* start Dataset *
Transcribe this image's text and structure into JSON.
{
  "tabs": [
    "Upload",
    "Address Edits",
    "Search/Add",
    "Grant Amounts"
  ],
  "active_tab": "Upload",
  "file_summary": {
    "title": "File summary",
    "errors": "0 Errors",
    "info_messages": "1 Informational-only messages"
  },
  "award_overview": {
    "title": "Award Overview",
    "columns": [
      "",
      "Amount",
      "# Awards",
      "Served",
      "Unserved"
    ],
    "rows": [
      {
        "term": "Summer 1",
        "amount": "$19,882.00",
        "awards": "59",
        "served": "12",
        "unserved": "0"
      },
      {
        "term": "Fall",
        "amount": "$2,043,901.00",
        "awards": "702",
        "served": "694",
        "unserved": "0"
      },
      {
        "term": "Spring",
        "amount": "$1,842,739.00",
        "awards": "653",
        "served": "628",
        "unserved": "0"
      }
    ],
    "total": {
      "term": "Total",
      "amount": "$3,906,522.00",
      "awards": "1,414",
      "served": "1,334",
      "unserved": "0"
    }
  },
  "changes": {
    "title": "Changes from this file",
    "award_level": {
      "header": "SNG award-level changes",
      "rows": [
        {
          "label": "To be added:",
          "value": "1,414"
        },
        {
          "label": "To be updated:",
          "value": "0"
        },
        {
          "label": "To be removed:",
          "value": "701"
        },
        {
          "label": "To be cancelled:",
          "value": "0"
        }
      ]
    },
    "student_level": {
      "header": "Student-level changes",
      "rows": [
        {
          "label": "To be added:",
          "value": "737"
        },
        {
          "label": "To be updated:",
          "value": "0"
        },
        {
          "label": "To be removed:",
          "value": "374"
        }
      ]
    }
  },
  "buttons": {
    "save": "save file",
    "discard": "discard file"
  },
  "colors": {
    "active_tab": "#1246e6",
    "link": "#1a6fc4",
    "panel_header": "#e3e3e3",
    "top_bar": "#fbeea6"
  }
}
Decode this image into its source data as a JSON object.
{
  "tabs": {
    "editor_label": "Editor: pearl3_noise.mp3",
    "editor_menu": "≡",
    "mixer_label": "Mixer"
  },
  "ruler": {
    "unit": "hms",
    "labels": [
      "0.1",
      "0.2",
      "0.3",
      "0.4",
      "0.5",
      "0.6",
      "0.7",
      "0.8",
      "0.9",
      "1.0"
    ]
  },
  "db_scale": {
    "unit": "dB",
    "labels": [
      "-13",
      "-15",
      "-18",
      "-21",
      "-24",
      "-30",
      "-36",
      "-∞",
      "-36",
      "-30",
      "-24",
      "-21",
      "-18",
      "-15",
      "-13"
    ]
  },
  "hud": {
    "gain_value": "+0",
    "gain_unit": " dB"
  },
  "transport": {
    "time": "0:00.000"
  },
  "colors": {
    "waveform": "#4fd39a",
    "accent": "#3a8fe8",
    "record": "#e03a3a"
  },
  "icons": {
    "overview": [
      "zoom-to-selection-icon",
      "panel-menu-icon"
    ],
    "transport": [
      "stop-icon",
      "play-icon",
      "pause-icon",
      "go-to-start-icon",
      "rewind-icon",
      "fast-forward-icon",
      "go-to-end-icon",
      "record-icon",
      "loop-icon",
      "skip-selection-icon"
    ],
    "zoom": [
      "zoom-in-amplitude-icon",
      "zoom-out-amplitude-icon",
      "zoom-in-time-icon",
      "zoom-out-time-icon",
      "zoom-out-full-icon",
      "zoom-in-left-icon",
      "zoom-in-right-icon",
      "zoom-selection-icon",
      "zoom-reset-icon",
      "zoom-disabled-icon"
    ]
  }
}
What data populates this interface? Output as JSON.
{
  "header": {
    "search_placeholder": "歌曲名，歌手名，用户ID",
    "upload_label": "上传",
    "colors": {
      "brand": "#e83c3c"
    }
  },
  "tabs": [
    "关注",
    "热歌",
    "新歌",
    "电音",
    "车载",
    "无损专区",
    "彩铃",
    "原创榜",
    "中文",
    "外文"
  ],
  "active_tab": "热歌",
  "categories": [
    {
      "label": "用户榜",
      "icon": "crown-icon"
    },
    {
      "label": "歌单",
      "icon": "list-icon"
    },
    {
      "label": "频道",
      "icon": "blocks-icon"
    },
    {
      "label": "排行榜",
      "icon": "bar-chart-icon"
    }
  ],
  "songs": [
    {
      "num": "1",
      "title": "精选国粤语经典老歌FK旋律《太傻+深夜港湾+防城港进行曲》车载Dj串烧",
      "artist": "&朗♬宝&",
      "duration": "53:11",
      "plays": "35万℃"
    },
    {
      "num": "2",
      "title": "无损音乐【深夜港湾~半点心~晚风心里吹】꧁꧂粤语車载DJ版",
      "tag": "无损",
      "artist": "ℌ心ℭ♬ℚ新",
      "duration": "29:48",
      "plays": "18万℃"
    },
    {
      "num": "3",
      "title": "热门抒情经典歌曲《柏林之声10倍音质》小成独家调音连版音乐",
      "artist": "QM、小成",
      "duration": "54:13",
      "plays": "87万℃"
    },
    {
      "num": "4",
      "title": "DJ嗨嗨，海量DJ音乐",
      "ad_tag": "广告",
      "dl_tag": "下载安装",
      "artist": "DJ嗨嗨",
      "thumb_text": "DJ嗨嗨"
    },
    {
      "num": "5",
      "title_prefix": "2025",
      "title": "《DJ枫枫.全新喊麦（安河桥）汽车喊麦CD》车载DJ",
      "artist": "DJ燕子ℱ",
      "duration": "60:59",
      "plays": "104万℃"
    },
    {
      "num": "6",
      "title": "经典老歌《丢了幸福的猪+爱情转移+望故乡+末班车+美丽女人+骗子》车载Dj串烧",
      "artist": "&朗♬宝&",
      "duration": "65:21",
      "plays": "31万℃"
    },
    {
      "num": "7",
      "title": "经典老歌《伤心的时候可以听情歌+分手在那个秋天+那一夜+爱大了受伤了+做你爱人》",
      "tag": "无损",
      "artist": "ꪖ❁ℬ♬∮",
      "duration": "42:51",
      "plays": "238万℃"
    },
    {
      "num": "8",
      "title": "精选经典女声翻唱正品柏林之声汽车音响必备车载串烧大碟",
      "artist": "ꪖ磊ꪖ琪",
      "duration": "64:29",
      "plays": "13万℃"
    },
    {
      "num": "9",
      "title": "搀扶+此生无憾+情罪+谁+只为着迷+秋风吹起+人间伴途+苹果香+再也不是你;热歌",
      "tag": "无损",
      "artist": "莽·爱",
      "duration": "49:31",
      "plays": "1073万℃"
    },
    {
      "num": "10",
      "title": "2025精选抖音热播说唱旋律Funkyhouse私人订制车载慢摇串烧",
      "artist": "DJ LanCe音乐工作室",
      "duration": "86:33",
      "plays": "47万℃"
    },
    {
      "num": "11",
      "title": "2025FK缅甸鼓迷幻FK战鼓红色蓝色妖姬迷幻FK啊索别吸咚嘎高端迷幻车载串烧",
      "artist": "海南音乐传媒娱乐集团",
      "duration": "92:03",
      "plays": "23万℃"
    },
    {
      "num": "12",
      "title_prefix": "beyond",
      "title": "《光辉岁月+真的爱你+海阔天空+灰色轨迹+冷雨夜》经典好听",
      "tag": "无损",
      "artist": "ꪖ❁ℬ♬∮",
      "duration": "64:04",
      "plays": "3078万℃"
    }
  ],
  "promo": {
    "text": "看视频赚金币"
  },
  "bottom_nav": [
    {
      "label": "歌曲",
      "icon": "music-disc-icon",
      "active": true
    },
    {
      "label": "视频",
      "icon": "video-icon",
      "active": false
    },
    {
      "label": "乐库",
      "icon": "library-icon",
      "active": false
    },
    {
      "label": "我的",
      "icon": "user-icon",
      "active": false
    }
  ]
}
* end Dataset *
# Short exercise
Which lines hold the word "term"? Copy each of them from the records.

# Answer for the task
        "term": "Summer 1",
        "term": "Fall",
        "term": "Spring",
      "term": "Total",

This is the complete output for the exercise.